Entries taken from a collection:
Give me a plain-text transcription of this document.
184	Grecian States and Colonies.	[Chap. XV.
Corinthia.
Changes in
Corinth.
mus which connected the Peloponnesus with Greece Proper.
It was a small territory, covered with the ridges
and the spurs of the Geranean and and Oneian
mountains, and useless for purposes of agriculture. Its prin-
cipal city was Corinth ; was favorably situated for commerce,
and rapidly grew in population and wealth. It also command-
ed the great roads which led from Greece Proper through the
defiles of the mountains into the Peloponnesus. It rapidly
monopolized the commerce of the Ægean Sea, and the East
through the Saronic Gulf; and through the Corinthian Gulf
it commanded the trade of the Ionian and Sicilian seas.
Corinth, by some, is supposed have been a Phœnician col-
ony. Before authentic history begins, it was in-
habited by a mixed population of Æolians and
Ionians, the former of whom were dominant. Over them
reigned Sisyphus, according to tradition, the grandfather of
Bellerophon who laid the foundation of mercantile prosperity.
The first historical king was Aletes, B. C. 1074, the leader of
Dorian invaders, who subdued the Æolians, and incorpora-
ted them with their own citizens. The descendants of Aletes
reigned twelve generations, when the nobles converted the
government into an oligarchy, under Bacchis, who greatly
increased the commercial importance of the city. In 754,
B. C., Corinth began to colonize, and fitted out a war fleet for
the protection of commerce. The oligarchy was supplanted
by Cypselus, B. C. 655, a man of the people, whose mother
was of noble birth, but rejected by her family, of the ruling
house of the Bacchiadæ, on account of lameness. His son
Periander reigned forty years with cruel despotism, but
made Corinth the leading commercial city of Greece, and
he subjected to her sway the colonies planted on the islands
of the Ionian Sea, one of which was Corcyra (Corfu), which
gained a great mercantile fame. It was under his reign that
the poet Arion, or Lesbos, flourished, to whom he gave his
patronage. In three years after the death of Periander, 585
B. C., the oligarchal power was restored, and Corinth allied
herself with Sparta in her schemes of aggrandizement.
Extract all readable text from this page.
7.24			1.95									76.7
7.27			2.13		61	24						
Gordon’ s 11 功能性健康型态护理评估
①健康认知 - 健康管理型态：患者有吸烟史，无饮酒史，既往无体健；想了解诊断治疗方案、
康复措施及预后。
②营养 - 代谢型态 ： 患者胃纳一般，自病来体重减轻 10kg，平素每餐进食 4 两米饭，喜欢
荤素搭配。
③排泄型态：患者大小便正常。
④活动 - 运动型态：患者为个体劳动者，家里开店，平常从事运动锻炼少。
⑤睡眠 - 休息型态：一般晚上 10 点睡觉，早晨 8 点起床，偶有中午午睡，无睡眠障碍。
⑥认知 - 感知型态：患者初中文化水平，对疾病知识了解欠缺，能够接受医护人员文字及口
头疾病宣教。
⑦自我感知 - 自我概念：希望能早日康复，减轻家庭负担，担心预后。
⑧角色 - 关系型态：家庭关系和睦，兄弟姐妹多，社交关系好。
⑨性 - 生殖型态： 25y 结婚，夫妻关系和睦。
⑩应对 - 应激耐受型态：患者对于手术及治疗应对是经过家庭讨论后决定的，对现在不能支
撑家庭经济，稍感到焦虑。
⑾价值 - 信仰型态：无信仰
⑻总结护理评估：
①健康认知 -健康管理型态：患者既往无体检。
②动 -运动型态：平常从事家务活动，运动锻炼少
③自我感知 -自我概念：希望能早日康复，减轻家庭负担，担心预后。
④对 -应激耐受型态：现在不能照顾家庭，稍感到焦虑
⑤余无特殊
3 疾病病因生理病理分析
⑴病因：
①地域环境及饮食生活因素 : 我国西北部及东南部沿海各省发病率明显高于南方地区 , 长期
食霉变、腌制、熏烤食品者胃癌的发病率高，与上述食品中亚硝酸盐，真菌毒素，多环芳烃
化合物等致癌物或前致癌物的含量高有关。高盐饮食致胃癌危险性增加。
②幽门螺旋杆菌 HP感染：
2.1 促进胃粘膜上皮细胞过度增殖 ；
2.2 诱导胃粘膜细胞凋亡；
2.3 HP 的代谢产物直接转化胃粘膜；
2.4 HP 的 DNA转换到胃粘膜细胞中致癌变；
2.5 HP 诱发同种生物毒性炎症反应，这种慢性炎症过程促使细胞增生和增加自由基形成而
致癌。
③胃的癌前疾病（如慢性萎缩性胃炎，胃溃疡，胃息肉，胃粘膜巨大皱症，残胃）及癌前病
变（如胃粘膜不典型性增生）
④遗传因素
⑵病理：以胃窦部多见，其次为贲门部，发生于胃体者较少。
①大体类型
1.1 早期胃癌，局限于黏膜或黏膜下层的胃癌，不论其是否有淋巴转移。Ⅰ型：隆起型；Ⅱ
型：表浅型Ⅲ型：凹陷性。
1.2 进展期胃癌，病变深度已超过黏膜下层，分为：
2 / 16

* **Given request**: From the records above, please extract every line and repeat it exactly.

* **Solution to this problem**:
Give me a plain-text transcription of this document.
184	Grecian States and Colonies.	[Chap. XV.
Corinthia.
Changes in
Corinth.
mus which connected the Peloponnesus with Greece Proper.
It was a small territory, covered with the ridges
and the spurs of the Geranean and and Oneian
mountains, and useless for purposes of agriculture. Its prin-
cipal city was Corinth ; was favorably situated for commerce,
and rapidly grew in population and wealth. It also command-
ed the great roads which led from Greece Proper through the
defiles of the mountains into the Peloponnesus. It rapidly
monopolized the commerce of the Ægean Sea, and the East
through the Saronic Gulf; and through the Corinthian Gulf
it commanded the trade of the Ionian and Sicilian seas.
Corinth, by some, is supposed have been a Phœnician col-
ony. Before authentic history begins, it was in-
habited by a mixed population of Æolians and
Ionians, the former of whom were dominant. Over them
reigned Sisyphus, according to tradition, the grandfather of
Bellerophon who laid the foundation of mercantile prosperity.
The first historical king was Aletes, B. C. 1074, the leader of
Dorian invaders, who subdued the Æolians, and incorpora-
ted them with their own citizens. The descendants of Aletes
reigned twelve generations, when the nobles converted the
government into an oligarchy, under Bacchis, who greatly
increased the commercial importance of the city. In 754,
B. C., Corinth began to colonize, and fitted out a war fleet for
the protection of commerce. The oligarchy was supplanted
by Cypselus, B. C. 655, a man of the people, whose mother
was of noble birth, but rejected by her family, of the ruling
house of the Bacchiadæ, on account of lameness. His son
Periander reigned forty years with cruel despotism, but
made Corinth the leading commercial city of Greece, and
he subjected to her sway the colonies planted on the islands
of the Ionian Sea, one of which was Corcyra (Corfu), which
gained a great mercantile fame. It was under his reign that
the poet Arion, or Lesbos, flourished, to whom he gave his
patronage. In three years after the death of Periander, 585
B. C., the oligarchal power was restored, and Corinth allied
herself with Sparta in her schemes of aggrandizement.
Extract all readable text from this page.
7.24			1.95									76.7
7.27			2.13		61	24						
Gordon’ s 11 功能性健康型态护理评估
①健康认知 - 健康管理型态：患者有吸烟史，无饮酒史，既往无体健；想了解诊断治疗方案、
康复措施及预后。
②营养 - 代谢型态 ： 患者胃纳一般，自病来体重减轻 10kg，平素每餐进食 4 两米饭，喜欢
荤素搭配。
③排泄型态：患者大小便正常。
④活动 - 运动型态：患者为个体劳动者，家里开店，平常从事运动锻炼少。
⑤睡眠 - 休息型态：一般晚上 10 点睡觉，早晨 8 点起床，偶有中午午睡，无睡眠障碍。
⑥认知 - 感知型态：患者初中文化水平，对疾病知识了解欠缺，能够接受医护人员文字及口
头疾病宣教。
⑦自我感知 - 自我概念：希望能早日康复，减轻家庭负担，担心预后。
⑧角色 - 关系型态：家庭关系和睦，兄弟姐妹多，社交关系好。
⑨性 - 生殖型态： 25y 结婚，夫妻关系和睦。
⑩应对 - 应激耐受型态：患者对于手术及治疗应对是经过家庭讨论后决定的，对现在不能支
撑家庭经济，稍感到焦虑。
⑾价值 - 信仰型态：无信仰
⑻总结护理评估：
①健康认知 -健康管理型态：患者既往无体检。
②动 -运动型态：平常从事家务活动，运动锻炼少
③自我感知 -自我概念：希望能早日康复，减轻家庭负担，担心预后。
④对 -应激耐受型态：现在不能照顾家庭，稍感到焦虑
⑤余无特殊
3 疾病病因生理病理分析
⑴病因：
①地域环境及饮食生活因素 : 我国西北部及东南部沿海各省发病率明显高于南方地区 , 长期
食霉变、腌制、熏烤食品者胃癌的发病率高，与上述食品中亚硝酸盐，真菌毒素，多环芳烃
化合物等致癌物或前致癌物的含量高有关。高盐饮食致胃癌危险性增加。
②幽门螺旋杆菌 HP感染：
2.1 促进胃粘膜上皮细胞过度增殖 ；
2.2 诱导胃粘膜细胞凋亡；
2.3 HP 的代谢产物直接转化胃粘膜；
2.4 HP 的 DNA转换到胃粘膜细胞中致癌变；
2.5 HP 诱发同种生物毒性炎症反应，这种慢性炎症过程促使细胞增生和增加自由基形成而
致癌。
③胃的癌前疾病（如慢性萎缩性胃炎，胃溃疡，胃息肉，胃粘膜巨大皱症，残胃）及癌前病
变（如胃粘膜不典型性增生）
④遗传因素
⑵病理：以胃窦部多见，其次为贲门部，发生于胃体者较少。
①大体类型
1.1 早期胃癌，局限于黏膜或黏膜下层的胃癌，不论其是否有淋巴转移。Ⅰ型：隆起型；Ⅱ
型：表浅型Ⅲ型：凹陷性。
1.2 进展期胃癌，病变深度已超过黏膜下层，分为：
2 / 16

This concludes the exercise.